START

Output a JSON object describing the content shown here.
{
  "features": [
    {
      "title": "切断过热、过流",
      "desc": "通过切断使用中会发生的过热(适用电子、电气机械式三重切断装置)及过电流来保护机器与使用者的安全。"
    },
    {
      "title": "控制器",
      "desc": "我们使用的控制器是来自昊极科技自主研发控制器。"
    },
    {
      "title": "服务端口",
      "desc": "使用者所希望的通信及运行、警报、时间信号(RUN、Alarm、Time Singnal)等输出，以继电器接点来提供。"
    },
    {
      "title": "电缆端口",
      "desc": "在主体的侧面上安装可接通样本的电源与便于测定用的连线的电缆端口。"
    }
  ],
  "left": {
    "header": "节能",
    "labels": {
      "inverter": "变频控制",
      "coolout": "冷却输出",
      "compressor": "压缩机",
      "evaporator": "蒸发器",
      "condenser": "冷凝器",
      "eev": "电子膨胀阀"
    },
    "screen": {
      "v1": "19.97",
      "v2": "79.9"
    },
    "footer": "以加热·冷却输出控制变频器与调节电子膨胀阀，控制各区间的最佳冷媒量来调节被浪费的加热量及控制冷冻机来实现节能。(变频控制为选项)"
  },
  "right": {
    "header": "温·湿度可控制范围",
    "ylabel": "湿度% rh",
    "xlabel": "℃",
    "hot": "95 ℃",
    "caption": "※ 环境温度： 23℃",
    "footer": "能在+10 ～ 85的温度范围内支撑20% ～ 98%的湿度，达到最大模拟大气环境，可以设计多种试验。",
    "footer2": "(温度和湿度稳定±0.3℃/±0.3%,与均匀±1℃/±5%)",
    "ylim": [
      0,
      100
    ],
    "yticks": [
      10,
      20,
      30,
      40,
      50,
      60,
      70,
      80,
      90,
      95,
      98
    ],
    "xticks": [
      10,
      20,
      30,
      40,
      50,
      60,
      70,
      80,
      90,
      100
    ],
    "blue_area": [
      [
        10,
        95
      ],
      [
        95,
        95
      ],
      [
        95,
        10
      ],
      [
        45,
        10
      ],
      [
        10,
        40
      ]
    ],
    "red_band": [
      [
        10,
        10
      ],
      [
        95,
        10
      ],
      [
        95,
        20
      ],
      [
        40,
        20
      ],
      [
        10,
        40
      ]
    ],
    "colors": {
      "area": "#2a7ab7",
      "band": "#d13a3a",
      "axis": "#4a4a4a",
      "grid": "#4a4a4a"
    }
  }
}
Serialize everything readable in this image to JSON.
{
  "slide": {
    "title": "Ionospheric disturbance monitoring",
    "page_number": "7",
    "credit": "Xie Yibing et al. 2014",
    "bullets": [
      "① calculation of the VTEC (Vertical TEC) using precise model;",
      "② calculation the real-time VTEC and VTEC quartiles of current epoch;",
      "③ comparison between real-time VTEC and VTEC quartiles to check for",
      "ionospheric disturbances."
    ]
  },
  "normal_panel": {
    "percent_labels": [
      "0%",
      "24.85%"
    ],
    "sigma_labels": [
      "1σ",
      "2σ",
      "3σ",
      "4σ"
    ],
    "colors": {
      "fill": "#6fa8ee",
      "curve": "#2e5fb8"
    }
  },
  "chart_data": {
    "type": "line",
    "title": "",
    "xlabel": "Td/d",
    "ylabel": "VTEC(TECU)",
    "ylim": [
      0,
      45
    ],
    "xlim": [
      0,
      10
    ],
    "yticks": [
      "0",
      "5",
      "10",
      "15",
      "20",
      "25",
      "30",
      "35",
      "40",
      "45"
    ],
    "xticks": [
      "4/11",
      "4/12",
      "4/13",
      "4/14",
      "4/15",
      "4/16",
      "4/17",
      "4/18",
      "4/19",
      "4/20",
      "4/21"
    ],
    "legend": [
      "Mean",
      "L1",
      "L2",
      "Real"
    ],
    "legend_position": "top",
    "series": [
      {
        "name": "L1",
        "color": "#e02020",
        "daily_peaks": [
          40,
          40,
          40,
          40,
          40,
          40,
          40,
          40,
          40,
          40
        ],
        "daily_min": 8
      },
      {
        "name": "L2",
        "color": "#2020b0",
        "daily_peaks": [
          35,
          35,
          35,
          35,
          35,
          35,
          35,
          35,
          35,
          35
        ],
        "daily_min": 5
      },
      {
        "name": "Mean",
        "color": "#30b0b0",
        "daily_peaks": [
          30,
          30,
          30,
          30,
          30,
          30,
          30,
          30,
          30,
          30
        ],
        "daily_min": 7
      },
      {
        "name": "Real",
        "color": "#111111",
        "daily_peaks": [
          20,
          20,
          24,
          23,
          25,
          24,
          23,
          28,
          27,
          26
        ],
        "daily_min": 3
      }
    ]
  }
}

END

> [To do]: Retype every entry above, word for word.

> [Task output]:
Output a JSON object describing the content shown here.
{
  "features": [
    {
      "title": "切断过热、过流",
      "desc": "通过切断使用中会发生的过热(适用电子、电气机械式三重切断装置)及过电流来保护机器与使用者的安全。"
    },
    {
      "title": "控制器",
      "desc": "我们使用的控制器是来自昊极科技自主研发控制器。"
    },
    {
      "title": "服务端口",
      "desc": "使用者所希望的通信及运行、警报、时间信号(RUN、Alarm、Time Singnal)等输出，以继电器接点来提供。"
    },
    {
      "title": "电缆端口",
      "desc": "在主体的侧面上安装可接通样本的电源与便于测定用的连线的电缆端口。"
    }
  ],
  "left": {
    "header": "节能",
    "labels": {
      "inverter": "变频控制",
      "coolout": "冷却输出",
      "compressor": "压缩机",
      "evaporator": "蒸发器",
      "condenser": "冷凝器",
      "eev": "电子膨胀阀"
    },
    "screen": {
      "v1": "19.97",
      "v2": "79.9"
    },
    "footer": "以加热·冷却输出控制变频器与调节电子膨胀阀，控制各区间的最佳冷媒量来调节被浪费的加热量及控制冷冻机来实现节能。(变频控制为选项)"
  },
  "right": {
    "header": "温·湿度可控制范围",
    "ylabel": "湿度% rh",
    "xlabel": "℃",
    "hot": "95 ℃",
    "caption": "※ 环境温度： 23℃",
    "footer": "能在+10 ～ 85的温度范围内支撑20% ～ 98%的湿度，达到最大模拟大气环境，可以设计多种试验。",
    "footer2": "(温度和湿度稳定±0.3℃/±0.3%,与均匀±1℃/±5%)",
    "ylim": [
      0,
      100
    ],
    "yticks": [
      10,
      20,
      30,
      40,
      50,
      60,
      70,
      80,
      90,
      95,
      98
    ],
    "xticks": [
      10,
      20,
      30,
      40,
      50,
      60,
      70,
      80,
      90,
      100
    ],
    "blue_area": [
      [
        10,
        95
      ],
      [
        95,
        95
      ],
      [
        95,
        10
      ],
      [
        45,
        10
      ],
      [
        10,
        40
      ]
    ],
    "red_band": [
      [
        10,
        10
      ],
      [
        95,
        10
      ],
      [
        95,
        20
      ],
      [
        40,
        20
      ],
      [
        10,
        40
      ]
    ],
    "colors": {
      "area": "#2a7ab7",
      "band": "#d13a3a",
      "axis": "#4a4a4a",
      "grid": "#4a4a4a"
    }
  }
}
Serialize everything readable in this image to JSON.
{
  "slide": {
    "title": "Ionospheric disturbance monitoring",
    "page_number": "7",
    "credit": "Xie Yibing et al. 2014",
    "bullets": [
      "① calculation of the VTEC (Vertical TEC) using precise model;",
      "② calculation the real-time VTEC and VTEC quartiles of current epoch;",
      "③ comparison between real-time VTEC and VTEC quartiles to check for",
      "ionospheric disturbances."
    ]
  },
  "normal_panel": {
    "percent_labels": [
      "0%",
      "24.85%"
    ],
    "sigma_labels": [
      "1σ",
      "2σ",
      "3σ",
      "4σ"
    ],
    "colors": {
      "fill": "#6fa8ee",
      "curve": "#2e5fb8"
    }
  },
  "chart_data": {
    "type": "line",
    "title": "",
    "xlabel": "Td/d",
    "ylabel": "VTEC(TECU)",
    "ylim": [
      0,
      45
    ],
    "xlim": [
      0,
      10
    ],
    "yticks": [
      "0",
      "5",
      "10",
      "15",
      "20",
      "25",
      "30",
      "35",
      "40",
      "45"
    ],
    "xticks": [
      "4/11",
      "4/12",
      "4/13",
      "4/14",
      "4/15",
      "4/16",
      "4/17",
      "4/18",
      "4/19",
      "4/20",
      "4/21"
    ],
    "legend": [
      "Mean",
      "L1",
      "L2",
      "Real"
    ],
    "legend_position": "top",
    "series": [
      {
        "name": "L1",
        "color": "#e02020",
        "daily_peaks": [
          40,
          40,
          40,
          40,
          40,
          40,
          40,
          40,
          40,
          40
        ],
        "daily_min": 8
      },
      {
        "name": "L2",
        "color": "#2020b0",
        "daily_peaks": [
          35,
          35,
          35,
          35,
          35,
          35,
          35,
          35,
          35,
          35
        ],
        "daily_min": 5
      },
      {
        "name": "Mean",
        "color": "#30b0b0",
        "daily_peaks": [
          30,
          30,
          30,
          30,
          30,
          30,
          30,
          30,
          30,
          30
        ],
        "daily_min": 7
      },
      {
        "name": "Real",
        "color": "#111111",
        "daily_peaks": [
          20,
          20,
          24,
          23,
          25,
          24,
          23,
          28,
          27,
          26
        ],
        "daily_min": 3
      }
    ]
  }
}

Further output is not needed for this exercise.